■ **SET EXERCISE**
Copy out the material below, substituting "clickable" for every "interactable" and leaving everything else as it is.

■ **DATA LISTING**

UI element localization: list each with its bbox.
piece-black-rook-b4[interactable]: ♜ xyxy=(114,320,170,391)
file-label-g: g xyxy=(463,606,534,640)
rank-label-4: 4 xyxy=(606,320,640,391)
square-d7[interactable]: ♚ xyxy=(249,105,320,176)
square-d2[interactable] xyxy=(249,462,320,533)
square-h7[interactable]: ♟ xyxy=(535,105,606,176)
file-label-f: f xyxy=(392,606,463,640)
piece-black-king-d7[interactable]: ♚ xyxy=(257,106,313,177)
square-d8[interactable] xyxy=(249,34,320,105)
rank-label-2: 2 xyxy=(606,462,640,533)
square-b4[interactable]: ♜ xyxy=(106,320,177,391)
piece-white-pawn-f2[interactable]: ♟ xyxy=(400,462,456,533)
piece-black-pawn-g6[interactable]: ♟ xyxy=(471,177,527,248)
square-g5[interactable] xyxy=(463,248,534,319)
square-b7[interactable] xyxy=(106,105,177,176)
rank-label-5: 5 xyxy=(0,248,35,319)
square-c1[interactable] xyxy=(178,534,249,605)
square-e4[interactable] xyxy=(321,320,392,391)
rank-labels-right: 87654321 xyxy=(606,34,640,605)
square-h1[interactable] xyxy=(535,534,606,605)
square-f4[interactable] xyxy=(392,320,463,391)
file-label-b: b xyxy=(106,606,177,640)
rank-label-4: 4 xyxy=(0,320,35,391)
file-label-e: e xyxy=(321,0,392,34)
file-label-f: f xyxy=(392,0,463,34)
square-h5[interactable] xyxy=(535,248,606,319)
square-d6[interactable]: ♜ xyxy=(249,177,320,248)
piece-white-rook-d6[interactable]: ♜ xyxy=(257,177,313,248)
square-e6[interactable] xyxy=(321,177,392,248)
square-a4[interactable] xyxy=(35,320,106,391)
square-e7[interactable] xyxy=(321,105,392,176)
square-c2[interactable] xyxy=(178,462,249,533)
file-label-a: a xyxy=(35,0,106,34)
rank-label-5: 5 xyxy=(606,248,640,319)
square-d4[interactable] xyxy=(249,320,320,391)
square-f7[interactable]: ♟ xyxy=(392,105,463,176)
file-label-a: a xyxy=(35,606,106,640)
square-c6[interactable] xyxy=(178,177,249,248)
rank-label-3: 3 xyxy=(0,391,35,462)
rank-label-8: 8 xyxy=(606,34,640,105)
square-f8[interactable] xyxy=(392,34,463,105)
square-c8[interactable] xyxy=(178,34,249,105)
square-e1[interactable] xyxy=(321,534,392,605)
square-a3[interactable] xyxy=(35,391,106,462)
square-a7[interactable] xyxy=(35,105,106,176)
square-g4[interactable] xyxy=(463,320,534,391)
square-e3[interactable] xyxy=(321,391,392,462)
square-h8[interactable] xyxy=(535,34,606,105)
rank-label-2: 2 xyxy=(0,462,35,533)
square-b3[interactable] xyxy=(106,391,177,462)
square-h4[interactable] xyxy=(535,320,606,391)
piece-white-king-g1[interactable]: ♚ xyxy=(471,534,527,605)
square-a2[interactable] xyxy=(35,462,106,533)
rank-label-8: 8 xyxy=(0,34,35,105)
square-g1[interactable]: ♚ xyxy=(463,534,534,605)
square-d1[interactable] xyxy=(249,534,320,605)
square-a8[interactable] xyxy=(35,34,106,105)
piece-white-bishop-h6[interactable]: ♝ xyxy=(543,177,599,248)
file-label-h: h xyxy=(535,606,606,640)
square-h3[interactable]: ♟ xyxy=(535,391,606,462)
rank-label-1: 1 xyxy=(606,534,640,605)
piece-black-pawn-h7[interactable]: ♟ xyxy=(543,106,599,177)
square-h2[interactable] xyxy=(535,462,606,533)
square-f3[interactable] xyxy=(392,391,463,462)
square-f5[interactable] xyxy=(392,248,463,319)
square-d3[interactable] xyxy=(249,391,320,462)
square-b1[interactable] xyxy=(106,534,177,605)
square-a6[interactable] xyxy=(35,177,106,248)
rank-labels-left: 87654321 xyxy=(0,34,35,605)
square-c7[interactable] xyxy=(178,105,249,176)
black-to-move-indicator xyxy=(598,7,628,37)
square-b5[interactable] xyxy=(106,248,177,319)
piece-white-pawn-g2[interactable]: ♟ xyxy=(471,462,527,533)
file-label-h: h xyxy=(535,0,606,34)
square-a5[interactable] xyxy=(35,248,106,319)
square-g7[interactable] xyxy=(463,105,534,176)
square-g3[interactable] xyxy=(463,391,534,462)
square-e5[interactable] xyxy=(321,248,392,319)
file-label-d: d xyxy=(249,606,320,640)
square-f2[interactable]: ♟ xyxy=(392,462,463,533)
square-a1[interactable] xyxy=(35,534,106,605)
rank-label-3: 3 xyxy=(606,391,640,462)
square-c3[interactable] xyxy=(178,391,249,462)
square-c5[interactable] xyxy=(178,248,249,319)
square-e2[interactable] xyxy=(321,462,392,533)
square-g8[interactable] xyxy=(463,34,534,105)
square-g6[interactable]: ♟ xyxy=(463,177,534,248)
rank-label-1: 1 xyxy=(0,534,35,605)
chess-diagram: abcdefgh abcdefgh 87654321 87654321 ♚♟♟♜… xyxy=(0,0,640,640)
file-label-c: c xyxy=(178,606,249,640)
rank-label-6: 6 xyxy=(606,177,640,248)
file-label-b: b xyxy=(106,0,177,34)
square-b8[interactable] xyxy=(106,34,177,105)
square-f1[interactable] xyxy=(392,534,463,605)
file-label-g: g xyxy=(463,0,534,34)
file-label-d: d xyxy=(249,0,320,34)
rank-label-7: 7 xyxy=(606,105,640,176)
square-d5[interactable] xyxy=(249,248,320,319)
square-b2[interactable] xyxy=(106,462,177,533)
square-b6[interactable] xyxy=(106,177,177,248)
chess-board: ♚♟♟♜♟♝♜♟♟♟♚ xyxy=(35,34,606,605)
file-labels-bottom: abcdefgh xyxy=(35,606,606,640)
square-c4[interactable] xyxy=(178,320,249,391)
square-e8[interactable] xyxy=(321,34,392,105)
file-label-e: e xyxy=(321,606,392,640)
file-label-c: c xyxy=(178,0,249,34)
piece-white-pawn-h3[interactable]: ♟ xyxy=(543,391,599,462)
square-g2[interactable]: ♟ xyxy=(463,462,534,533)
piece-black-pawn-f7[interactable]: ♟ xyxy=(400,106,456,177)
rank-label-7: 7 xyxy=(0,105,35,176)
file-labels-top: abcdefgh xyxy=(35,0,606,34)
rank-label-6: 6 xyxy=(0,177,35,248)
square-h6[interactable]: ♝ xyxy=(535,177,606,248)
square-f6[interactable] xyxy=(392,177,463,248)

■ **THE SOLUTION**
UI element localization: list each with its bbox.
piece-black-rook-b4[clickable]: ♜ xyxy=(114,320,170,391)
file-label-g: g xyxy=(463,606,534,640)
rank-label-4: 4 xyxy=(606,320,640,391)
square-d7[clickable]: ♚ xyxy=(249,105,320,176)
square-d2[clickable] xyxy=(249,462,320,533)
square-h7[clickable]: ♟ xyxy=(535,105,606,176)
file-label-f: f xyxy=(392,606,463,640)
piece-black-king-d7[clickable]: ♚ xyxy=(257,106,313,177)
square-d8[clickable] xyxy=(249,34,320,105)
rank-label-2: 2 xyxy=(606,462,640,533)
square-b4[clickable]: ♜ xyxy=(106,320,177,391)
piece-white-pawn-f2[clickable]: ♟ xyxy=(400,462,456,533)
piece-black-pawn-g6[clickable]: ♟ xyxy=(471,177,527,248)
square-g5[clickable] xyxy=(463,248,534,319)
square-b7[clickable] xyxy=(106,105,177,176)
rank-label-5: 5 xyxy=(0,248,35,319)
square-c1[clickable] xyxy=(178,534,249,605)
square-e4[clickable] xyxy=(321,320,392,391)
rank-labels-right: 87654321 xyxy=(606,34,640,605)
square-h1[clickable] xyxy=(535,534,606,605)
square-f4[clickable] xyxy=(392,320,463,391)
file-label-b: b xyxy=(106,606,177,640)
rank-label-4: 4 xyxy=(0,320,35,391)
file-label-e: e xyxy=(321,0,392,34)
file-label-f: f xyxy=(392,0,463,34)
square-h5[clickable] xyxy=(535,248,606,319)
square-d6[clickable]: ♜ xyxy=(249,177,320,248)
piece-white-rook-d6[clickable]: ♜ xyxy=(257,177,313,248)
square-e6[clickable] xyxy=(321,177,392,248)
square-a4[clickable] xyxy=(35,320,106,391)
square-e7[clickable] xyxy=(321,105,392,176)
square-c2[clickable] xyxy=(178,462,249,533)
file-label-a: a xyxy=(35,0,106,34)
rank-label-5: 5 xyxy=(606,248,640,319)
square-d4[clickable] xyxy=(249,320,320,391)
square-f7[clickable]: ♟ xyxy=(392,105,463,176)
file-label-a: a xyxy=(35,606,106,640)
square-c6[clickable] xyxy=(178,177,249,248)
rank-label-3: 3 xyxy=(0,391,35,462)
rank-label-8: 8 xyxy=(606,34,640,105)
square-f8[clickable] xyxy=(392,34,463,105)
square-c8[clickable] xyxy=(178,34,249,105)
square-e1[clickable] xyxy=(321,534,392,605)
square-a3[clickable] xyxy=(35,391,106,462)
square-a7[clickable] xyxy=(35,105,106,176)
square-g4[clickable] xyxy=(463,320,534,391)
square-e3[clickable] xyxy=(321,391,392,462)
square-h8[clickable] xyxy=(535,34,606,105)
rank-label-2: 2 xyxy=(0,462,35,533)
square-b3[clickable] xyxy=(106,391,177,462)
square-h4[clickable] xyxy=(535,320,606,391)
piece-white-king-g1[clickable]: ♚ xyxy=(471,534,527,605)
square-a2[clickable] xyxy=(35,462,106,533)
rank-label-8: 8 xyxy=(0,34,35,105)
square-g1[clickable]: ♚ xyxy=(463,534,534,605)
square-d1[clickable] xyxy=(249,534,320,605)
square-a8[clickable] xyxy=(35,34,106,105)
piece-white-bishop-h6[clickable]: ♝ xyxy=(543,177,599,248)
file-label-h: h xyxy=(535,606,606,640)
square-h3[clickable]: ♟ xyxy=(535,391,606,462)
rank-label-1: 1 xyxy=(606,534,640,605)
piece-black-pawn-h7[clickable]: ♟ xyxy=(543,106,599,177)
square-h2[clickable] xyxy=(535,462,606,533)
square-f3[clickable] xyxy=(392,391,463,462)
square-f5[clickable] xyxy=(392,248,463,319)
square-d3[clickable] xyxy=(249,391,320,462)
square-b1[clickable] xyxy=(106,534,177,605)
square-a6[clickable] xyxy=(35,177,106,248)
rank-labels-left: 87654321 xyxy=(0,34,35,605)
square-c7[clickable] xyxy=(178,105,249,176)
black-to-move-indicator xyxy=(598,7,628,37)
square-b5[clickable] xyxy=(106,248,177,319)
piece-white-pawn-g2[clickable]: ♟ xyxy=(471,462,527,533)
file-label-h: h xyxy=(535,0,606,34)
square-a5[clickable] xyxy=(35,248,106,319)
square-g7[clickable] xyxy=(463,105,534,176)
square-g3[clickable] xyxy=(463,391,534,462)
square-e5[clickable] xyxy=(321,248,392,319)
file-label-d: d xyxy=(249,606,320,640)
square-f2[clickable]: ♟ xyxy=(392,462,463,533)
square-a1[clickable] xyxy=(35,534,106,605)
rank-label-3: 3 xyxy=(606,391,640,462)
square-c3[clickable] xyxy=(178,391,249,462)
square-c5[clickable] xyxy=(178,248,249,319)
square-e2[clickable] xyxy=(321,462,392,533)
square-g8[clickable] xyxy=(463,34,534,105)
square-g6[clickable]: ♟ xyxy=(463,177,534,248)
rank-label-1: 1 xyxy=(0,534,35,605)
chess-diagram: abcdefgh abcdefgh 87654321 87654321 ♚♟♟♜… xyxy=(0,0,640,640)
file-label-c: c xyxy=(178,606,249,640)
rank-label-6: 6 xyxy=(606,177,640,248)
file-label-b: b xyxy=(106,0,177,34)
square-b8[clickable] xyxy=(106,34,177,105)
square-f1[clickable] xyxy=(392,534,463,605)
file-label-g: g xyxy=(463,0,534,34)
file-label-d: d xyxy=(249,0,320,34)
rank-label-7: 7 xyxy=(606,105,640,176)
square-d5[clickable] xyxy=(249,248,320,319)
square-b2[clickable] xyxy=(106,462,177,533)
square-b6[clickable] xyxy=(106,177,177,248)
chess-board: ♚♟♟♜♟♝♜♟♟♟♚ xyxy=(35,34,606,605)
file-labels-bottom: abcdefgh xyxy=(35,606,606,640)
square-c4[clickable] xyxy=(178,320,249,391)
square-e8[clickable] xyxy=(321,34,392,105)
file-label-e: e xyxy=(321,606,392,640)
file-label-c: c xyxy=(178,0,249,34)
piece-white-pawn-h3[clickable]: ♟ xyxy=(543,391,599,462)
square-g2[clickable]: ♟ xyxy=(463,462,534,533)
piece-black-pawn-f7[clickable]: ♟ xyxy=(400,106,456,177)
rank-label-7: 7 xyxy=(0,105,35,176)
file-labels-top: abcdefgh xyxy=(35,0,606,34)
rank-label-6: 6 xyxy=(0,177,35,248)
square-h6[clickable]: ♝ xyxy=(535,177,606,248)
square-f6[clickable] xyxy=(392,177,463,248)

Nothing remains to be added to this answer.